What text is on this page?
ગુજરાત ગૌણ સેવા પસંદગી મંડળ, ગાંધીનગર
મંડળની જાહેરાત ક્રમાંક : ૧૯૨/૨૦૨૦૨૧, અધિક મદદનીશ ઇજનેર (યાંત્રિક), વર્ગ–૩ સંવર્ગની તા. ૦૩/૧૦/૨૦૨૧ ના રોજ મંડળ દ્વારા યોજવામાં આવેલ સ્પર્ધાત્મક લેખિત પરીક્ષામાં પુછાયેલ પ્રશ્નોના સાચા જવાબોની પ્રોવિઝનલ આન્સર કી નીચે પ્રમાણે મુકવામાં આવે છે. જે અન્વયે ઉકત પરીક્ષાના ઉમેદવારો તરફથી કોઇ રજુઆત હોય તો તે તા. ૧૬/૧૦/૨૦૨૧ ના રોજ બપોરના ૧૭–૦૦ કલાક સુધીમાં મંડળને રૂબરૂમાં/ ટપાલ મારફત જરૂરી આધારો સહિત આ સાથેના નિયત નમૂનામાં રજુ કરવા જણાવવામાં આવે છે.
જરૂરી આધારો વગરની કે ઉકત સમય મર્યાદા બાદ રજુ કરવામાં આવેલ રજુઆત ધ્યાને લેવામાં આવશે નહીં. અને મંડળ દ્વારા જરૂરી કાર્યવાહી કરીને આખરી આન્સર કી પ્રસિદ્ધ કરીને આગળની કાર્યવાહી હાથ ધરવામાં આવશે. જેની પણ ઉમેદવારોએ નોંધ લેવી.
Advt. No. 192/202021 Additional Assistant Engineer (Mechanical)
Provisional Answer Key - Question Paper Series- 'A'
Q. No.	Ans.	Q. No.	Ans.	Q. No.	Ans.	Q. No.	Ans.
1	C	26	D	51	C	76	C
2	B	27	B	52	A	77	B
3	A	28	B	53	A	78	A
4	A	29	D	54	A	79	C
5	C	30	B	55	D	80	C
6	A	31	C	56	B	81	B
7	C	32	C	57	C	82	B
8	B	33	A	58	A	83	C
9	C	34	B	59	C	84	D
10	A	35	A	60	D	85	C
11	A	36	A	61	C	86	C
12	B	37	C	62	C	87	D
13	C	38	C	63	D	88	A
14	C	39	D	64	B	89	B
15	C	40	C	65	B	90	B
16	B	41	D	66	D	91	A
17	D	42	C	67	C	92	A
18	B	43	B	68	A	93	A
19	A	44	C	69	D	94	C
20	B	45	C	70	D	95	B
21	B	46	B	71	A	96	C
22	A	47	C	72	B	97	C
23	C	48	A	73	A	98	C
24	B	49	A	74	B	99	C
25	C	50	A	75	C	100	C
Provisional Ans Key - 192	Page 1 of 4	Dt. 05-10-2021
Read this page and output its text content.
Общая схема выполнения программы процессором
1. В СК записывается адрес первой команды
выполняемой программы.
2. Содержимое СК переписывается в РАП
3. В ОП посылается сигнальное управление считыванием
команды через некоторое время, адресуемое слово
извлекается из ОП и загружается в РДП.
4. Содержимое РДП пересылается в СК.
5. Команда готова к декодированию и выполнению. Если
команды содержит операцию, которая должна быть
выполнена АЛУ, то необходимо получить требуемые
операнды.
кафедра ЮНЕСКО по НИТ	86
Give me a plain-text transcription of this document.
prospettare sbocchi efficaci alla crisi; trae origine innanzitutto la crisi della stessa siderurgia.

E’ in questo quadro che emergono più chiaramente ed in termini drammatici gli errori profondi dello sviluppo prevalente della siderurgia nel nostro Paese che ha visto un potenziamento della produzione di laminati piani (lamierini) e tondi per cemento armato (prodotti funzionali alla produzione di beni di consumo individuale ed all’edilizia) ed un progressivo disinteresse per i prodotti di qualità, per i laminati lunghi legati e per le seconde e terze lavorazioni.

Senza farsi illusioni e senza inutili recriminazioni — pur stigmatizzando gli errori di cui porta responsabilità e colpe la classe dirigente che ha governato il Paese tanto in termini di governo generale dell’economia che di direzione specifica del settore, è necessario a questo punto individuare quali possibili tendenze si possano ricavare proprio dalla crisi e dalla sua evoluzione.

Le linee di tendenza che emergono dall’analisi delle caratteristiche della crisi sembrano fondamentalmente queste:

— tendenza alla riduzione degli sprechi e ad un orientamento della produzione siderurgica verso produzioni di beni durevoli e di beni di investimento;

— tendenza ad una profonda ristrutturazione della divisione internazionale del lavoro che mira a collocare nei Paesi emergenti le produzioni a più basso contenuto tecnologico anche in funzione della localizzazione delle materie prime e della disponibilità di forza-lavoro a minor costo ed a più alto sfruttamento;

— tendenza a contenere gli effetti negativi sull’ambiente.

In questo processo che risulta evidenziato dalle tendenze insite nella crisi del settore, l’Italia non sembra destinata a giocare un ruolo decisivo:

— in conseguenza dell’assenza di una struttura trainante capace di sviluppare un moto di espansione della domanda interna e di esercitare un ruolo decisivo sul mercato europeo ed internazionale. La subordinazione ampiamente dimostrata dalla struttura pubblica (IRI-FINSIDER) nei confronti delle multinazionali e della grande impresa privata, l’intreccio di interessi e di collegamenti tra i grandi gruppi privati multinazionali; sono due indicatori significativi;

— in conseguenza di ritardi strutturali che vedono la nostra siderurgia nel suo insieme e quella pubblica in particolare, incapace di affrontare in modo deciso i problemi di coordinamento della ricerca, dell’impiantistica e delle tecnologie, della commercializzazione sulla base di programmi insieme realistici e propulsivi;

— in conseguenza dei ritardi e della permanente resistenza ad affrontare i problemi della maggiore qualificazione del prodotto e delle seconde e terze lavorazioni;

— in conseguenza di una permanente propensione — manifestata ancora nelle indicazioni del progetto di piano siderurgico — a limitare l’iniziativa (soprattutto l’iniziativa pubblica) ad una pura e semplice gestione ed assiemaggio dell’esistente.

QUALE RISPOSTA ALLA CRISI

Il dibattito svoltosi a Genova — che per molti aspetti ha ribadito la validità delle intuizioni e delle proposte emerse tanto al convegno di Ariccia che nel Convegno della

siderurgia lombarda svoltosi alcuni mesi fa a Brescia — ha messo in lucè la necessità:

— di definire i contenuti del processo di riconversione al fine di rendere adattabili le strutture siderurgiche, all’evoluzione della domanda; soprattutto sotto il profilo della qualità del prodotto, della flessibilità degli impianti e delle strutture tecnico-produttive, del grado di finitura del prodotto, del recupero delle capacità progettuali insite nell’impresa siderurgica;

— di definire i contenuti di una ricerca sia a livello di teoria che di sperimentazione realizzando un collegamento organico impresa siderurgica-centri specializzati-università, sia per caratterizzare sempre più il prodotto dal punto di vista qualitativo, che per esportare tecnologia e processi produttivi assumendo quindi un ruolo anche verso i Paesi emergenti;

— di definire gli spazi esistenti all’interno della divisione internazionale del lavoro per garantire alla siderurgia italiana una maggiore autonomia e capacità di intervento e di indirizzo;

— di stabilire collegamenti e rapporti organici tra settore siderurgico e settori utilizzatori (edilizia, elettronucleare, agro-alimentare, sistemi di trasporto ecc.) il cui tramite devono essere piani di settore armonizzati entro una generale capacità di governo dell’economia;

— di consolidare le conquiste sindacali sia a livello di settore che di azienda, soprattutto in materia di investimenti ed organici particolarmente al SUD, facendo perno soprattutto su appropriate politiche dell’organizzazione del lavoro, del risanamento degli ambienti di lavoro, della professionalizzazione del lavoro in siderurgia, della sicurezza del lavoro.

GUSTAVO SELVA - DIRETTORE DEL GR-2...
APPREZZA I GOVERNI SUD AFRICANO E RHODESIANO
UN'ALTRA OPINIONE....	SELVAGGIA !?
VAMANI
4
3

::::

Pull every line holding "text" out of the records.

What text is on this page?
Read this page and output its text content.
Give me a plain-text transcription of this document.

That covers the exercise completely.